== Given data ==
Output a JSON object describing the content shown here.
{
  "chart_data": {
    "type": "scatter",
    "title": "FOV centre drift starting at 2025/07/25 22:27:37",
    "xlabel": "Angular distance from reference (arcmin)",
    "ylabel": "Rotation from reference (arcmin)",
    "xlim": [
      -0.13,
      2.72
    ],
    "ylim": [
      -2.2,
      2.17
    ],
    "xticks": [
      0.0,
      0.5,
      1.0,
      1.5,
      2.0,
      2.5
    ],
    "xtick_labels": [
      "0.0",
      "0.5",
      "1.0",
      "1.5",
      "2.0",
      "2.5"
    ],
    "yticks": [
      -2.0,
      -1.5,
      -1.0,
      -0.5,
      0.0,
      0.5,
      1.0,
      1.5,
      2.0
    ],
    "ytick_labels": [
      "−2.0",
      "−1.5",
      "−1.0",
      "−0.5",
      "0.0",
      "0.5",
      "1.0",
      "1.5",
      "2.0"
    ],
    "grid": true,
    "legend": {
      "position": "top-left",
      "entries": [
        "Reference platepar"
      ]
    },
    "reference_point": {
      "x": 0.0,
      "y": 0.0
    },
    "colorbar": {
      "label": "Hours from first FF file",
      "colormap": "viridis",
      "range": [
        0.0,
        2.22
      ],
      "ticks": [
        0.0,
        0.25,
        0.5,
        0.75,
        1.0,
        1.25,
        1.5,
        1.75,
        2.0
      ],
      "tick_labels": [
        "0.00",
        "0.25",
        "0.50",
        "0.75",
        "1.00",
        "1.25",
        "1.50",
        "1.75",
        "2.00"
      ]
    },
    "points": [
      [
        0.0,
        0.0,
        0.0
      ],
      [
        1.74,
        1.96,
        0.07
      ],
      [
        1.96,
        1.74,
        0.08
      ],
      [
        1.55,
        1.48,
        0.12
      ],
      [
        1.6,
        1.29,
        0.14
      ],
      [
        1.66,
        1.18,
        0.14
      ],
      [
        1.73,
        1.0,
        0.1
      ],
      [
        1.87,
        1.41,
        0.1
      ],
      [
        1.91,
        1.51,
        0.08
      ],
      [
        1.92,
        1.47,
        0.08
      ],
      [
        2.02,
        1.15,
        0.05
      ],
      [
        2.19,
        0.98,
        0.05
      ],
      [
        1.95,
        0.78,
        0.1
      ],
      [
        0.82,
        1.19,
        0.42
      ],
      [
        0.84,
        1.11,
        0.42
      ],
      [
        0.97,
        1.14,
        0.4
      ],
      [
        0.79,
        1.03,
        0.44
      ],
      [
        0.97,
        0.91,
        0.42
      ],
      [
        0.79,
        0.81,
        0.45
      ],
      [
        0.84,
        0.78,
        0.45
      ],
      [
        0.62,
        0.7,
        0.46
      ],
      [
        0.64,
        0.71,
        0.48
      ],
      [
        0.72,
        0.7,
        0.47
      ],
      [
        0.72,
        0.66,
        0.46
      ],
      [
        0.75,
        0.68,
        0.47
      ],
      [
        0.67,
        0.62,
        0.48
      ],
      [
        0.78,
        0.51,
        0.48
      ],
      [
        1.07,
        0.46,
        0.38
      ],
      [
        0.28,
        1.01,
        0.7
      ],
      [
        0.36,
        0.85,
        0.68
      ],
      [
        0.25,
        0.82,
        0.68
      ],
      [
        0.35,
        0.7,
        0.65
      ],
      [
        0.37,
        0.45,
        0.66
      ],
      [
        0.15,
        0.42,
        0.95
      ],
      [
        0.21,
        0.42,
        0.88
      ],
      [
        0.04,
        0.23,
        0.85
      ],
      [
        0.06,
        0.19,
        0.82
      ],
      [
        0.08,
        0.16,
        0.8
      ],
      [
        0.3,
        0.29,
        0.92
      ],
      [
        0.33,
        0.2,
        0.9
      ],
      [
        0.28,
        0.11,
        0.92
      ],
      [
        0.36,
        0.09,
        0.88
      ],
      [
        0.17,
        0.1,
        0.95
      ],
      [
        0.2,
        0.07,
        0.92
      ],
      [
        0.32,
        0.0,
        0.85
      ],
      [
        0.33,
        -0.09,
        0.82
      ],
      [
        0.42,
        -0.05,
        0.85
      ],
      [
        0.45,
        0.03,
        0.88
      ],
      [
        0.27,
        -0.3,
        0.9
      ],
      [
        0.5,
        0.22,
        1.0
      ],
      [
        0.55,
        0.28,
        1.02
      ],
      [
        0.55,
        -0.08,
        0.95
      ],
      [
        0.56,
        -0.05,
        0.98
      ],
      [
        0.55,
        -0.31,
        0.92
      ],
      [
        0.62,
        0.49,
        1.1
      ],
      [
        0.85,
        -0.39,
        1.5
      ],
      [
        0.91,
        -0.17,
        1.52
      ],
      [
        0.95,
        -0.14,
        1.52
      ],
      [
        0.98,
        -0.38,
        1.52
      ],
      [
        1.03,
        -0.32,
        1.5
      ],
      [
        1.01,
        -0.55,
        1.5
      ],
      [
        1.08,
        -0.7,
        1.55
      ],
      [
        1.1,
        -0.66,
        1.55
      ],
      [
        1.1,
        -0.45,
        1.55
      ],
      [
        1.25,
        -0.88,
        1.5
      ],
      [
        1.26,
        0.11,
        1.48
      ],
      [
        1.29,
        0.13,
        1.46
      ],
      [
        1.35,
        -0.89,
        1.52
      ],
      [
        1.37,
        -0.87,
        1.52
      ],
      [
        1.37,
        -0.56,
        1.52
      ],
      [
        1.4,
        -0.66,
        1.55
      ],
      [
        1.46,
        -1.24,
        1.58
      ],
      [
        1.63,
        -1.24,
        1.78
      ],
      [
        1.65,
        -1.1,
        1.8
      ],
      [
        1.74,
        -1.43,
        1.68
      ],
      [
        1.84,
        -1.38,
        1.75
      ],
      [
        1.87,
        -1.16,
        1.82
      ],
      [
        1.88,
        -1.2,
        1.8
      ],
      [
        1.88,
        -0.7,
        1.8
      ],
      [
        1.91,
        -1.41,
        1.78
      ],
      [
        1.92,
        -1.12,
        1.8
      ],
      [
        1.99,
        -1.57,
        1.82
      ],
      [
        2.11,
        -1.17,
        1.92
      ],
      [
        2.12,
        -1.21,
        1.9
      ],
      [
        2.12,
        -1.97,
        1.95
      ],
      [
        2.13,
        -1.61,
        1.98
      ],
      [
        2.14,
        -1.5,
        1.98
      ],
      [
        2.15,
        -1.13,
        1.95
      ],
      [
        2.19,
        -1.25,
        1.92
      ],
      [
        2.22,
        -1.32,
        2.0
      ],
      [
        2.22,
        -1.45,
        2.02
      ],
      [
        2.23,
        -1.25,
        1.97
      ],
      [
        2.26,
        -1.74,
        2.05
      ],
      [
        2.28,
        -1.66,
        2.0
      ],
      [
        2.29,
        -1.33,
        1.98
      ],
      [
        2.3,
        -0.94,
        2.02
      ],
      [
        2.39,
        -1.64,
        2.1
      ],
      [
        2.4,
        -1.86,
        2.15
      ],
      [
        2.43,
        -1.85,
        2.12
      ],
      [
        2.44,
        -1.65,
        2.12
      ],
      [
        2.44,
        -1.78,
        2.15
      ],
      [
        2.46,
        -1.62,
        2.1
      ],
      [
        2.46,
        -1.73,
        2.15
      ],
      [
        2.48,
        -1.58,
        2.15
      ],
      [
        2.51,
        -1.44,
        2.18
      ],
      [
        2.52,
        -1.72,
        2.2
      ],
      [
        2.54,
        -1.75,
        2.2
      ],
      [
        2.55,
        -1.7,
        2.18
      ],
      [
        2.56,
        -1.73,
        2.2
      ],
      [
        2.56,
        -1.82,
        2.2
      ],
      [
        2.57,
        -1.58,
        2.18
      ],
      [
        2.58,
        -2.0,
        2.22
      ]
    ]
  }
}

== Exercise prompt ==
Retype every record above exactly as it appears.

== Result for this exercise ==
Output a JSON object describing the content shown here.
{
  "chart_data": {
    "type": "scatter",
    "title": "FOV centre drift starting at 2025/07/25 22:27:37",
    "xlabel": "Angular distance from reference (arcmin)",
    "ylabel": "Rotation from reference (arcmin)",
    "xlim": [
      -0.13,
      2.72
    ],
    "ylim": [
      -2.2,
      2.17
    ],
    "xticks": [
      0.0,
      0.5,
      1.0,
      1.5,
      2.0,
      2.5
    ],
    "xtick_labels": [
      "0.0",
      "0.5",
      "1.0",
      "1.5",
      "2.0",
      "2.5"
    ],
    "yticks": [
      -2.0,
      -1.5,
      -1.0,
      -0.5,
      0.0,
      0.5,
      1.0,
      1.5,
      2.0
    ],
    "ytick_labels": [
      "−2.0",
      "−1.5",
      "−1.0",
      "−0.5",
      "0.0",
      "0.5",
      "1.0",
      "1.5",
      "2.0"
    ],
    "grid": true,
    "legend": {
      "position": "top-left",
      "entries": [
        "Reference platepar"
      ]
    },
    "reference_point": {
      "x": 0.0,
      "y": 0.0
    },
    "colorbar": {
      "label": "Hours from first FF file",
      "colormap": "viridis",
      "range": [
        0.0,
        2.22
      ],
      "ticks": [
        0.0,
        0.25,
        0.5,
        0.75,
        1.0,
        1.25,
        1.5,
        1.75,
        2.0
      ],
      "tick_labels": [
        "0.00",
        "0.25",
        "0.50",
        "0.75",
        "1.00",
        "1.25",
        "1.50",
        "1.75",
        "2.00"
      ]
    },
    "points": [
      [
        0.0,
        0.0,
        0.0
      ],
      [
        1.74,
        1.96,
        0.07
      ],
      [
        1.96,
        1.74,
        0.08
      ],
      [
        1.55,
        1.48,
        0.12
      ],
      [
        1.6,
        1.29,
        0.14
      ],
      [
        1.66,
        1.18,
        0.14
      ],
      [
        1.73,
        1.0,
        0.1
      ],
      [
        1.87,
        1.41,
        0.1
      ],
      [
        1.91,
        1.51,
        0.08
      ],
      [
        1.92,
        1.47,
        0.08
      ],
      [
        2.02,
        1.15,
        0.05
      ],
      [
        2.19,
        0.98,
        0.05
      ],
      [
        1.95,
        0.78,
        0.1
      ],
      [
        0.82,
        1.19,
        0.42
      ],
      [
        0.84,
        1.11,
        0.42
      ],
      [
        0.97,
        1.14,
        0.4
      ],
      [
        0.79,
        1.03,
        0.44
      ],
      [
        0.97,
        0.91,
        0.42
      ],
      [
        0.79,
        0.81,
        0.45
      ],
      [
        0.84,
        0.78,
        0.45
      ],
      [
        0.62,
        0.7,
        0.46
      ],
      [
        0.64,
        0.71,
        0.48
      ],
      [
        0.72,
        0.7,
        0.47
      ],
      [
        0.72,
        0.66,
        0.46
      ],
      [
        0.75,
        0.68,
        0.47
      ],
      [
        0.67,
        0.62,
        0.48
      ],
      [
        0.78,
        0.51,
        0.48
      ],
      [
        1.07,
        0.46,
        0.38
      ],
      [
        0.28,
        1.01,
        0.7
      ],
      [
        0.36,
        0.85,
        0.68
      ],
      [
        0.25,
        0.82,
        0.68
      ],
      [
        0.35,
        0.7,
        0.65
      ],
      [
        0.37,
        0.45,
        0.66
      ],
      [
        0.15,
        0.42,
        0.95
      ],
      [
        0.21,
        0.42,
        0.88
      ],
      [
        0.04,
        0.23,
        0.85
      ],
      [
        0.06,
        0.19,
        0.82
      ],
      [
        0.08,
        0.16,
        0.8
      ],
      [
        0.3,
        0.29,
        0.92
      ],
      [
        0.33,
        0.2,
        0.9
      ],
      [
        0.28,
        0.11,
        0.92
      ],
      [
        0.36,
        0.09,
        0.88
      ],
      [
        0.17,
        0.1,
        0.95
      ],
      [
        0.2,
        0.07,
        0.92
      ],
      [
        0.32,
        0.0,
        0.85
      ],
      [
        0.33,
        -0.09,
        0.82
      ],
      [
        0.42,
        -0.05,
        0.85
      ],
      [
        0.45,
        0.03,
        0.88
      ],
      [
        0.27,
        -0.3,
        0.9
      ],
      [
        0.5,
        0.22,
        1.0
      ],
      [
        0.55,
        0.28,
        1.02
      ],
      [
        0.55,
        -0.08,
        0.95
      ],
      [
        0.56,
        -0.05,
        0.98
      ],
      [
        0.55,
        -0.31,
        0.92
      ],
      [
        0.62,
        0.49,
        1.1
      ],
      [
        0.85,
        -0.39,
        1.5
      ],
      [
        0.91,
        -0.17,
        1.52
      ],
      [
        0.95,
        -0.14,
        1.52
      ],
      [
        0.98,
        -0.38,
        1.52
      ],
      [
        1.03,
        -0.32,
        1.5
      ],
      [
        1.01,
        -0.55,
        1.5
      ],
      [
        1.08,
        -0.7,
        1.55
      ],
      [
        1.1,
        -0.66,
        1.55
      ],
      [
        1.1,
        -0.45,
        1.55
      ],
      [
        1.25,
        -0.88,
        1.5
      ],
      [
        1.26,
        0.11,
        1.48
      ],
      [
        1.29,
        0.13,
        1.46
      ],
      [
        1.35,
        -0.89,
        1.52
      ],
      [
        1.37,
        -0.87,
        1.52
      ],
      [
        1.37,
        -0.56,
        1.52
      ],
      [
        1.4,
        -0.66,
        1.55
      ],
      [
        1.46,
        -1.24,
        1.58
      ],
      [
        1.63,
        -1.24,
        1.78
      ],
      [
        1.65,
        -1.1,
        1.8
      ],
      [
        1.74,
        -1.43,
        1.68
      ],
      [
        1.84,
        -1.38,
        1.75
      ],
      [
        1.87,
        -1.16,
        1.82
      ],
      [
        1.88,
        -1.2,
        1.8
      ],
      [
        1.88,
        -0.7,
        1.8
      ],
      [
        1.91,
        -1.41,
        1.78
      ],
      [
        1.92,
        -1.12,
        1.8
      ],
      [
        1.99,
        -1.57,
        1.82
      ],
      [
        2.11,
        -1.17,
        1.92
      ],
      [
        2.12,
        -1.21,
        1.9
      ],
      [
        2.12,
        -1.97,
        1.95
      ],
      [
        2.13,
        -1.61,
        1.98
      ],
      [
        2.14,
        -1.5,
        1.98
      ],
      [
        2.15,
        -1.13,
        1.95
      ],
      [
        2.19,
        -1.25,
        1.92
      ],
      [
        2.22,
        -1.32,
        2.0
      ],
      [
        2.22,
        -1.45,
        2.02
      ],
      [
        2.23,
        -1.25,
        1.97
      ],
      [
        2.26,
        -1.74,
        2.05
      ],
      [
        2.28,
        -1.66,
        2.0
      ],
      [
        2.29,
        -1.33,
        1.98
      ],
      [
        2.3,
        -0.94,
        2.02
      ],
      [
        2.39,
        -1.64,
        2.1
      ],
      [
        2.4,
        -1.86,
        2.15
      ],
      [
        2.43,
        -1.85,
        2.12
      ],
      [
        2.44,
        -1.65,
        2.12
      ],
      [
        2.44,
        -1.78,
        2.15
      ],
      [
        2.46,
        -1.62,
        2.1
      ],
      [
        2.46,
        -1.73,
        2.15
      ],
      [
        2.48,
        -1.58,
        2.15
      ],
      [
        2.51,
        -1.44,
        2.18
      ],
      [
        2.52,
        -1.72,
        2.2
      ],
      [
        2.54,
        -1.75,
        2.2
      ],
      [
        2.55,
        -1.7,
        2.18
      ],
      [
        2.56,
        -1.73,
        2.2
      ],
      [
        2.56,
        -1.82,
        2.2
      ],
      [
        2.57,
        -1.58,
        2.18
      ],
      [
        2.58,
        -2.0,
        2.22
      ]
    ]
  }
}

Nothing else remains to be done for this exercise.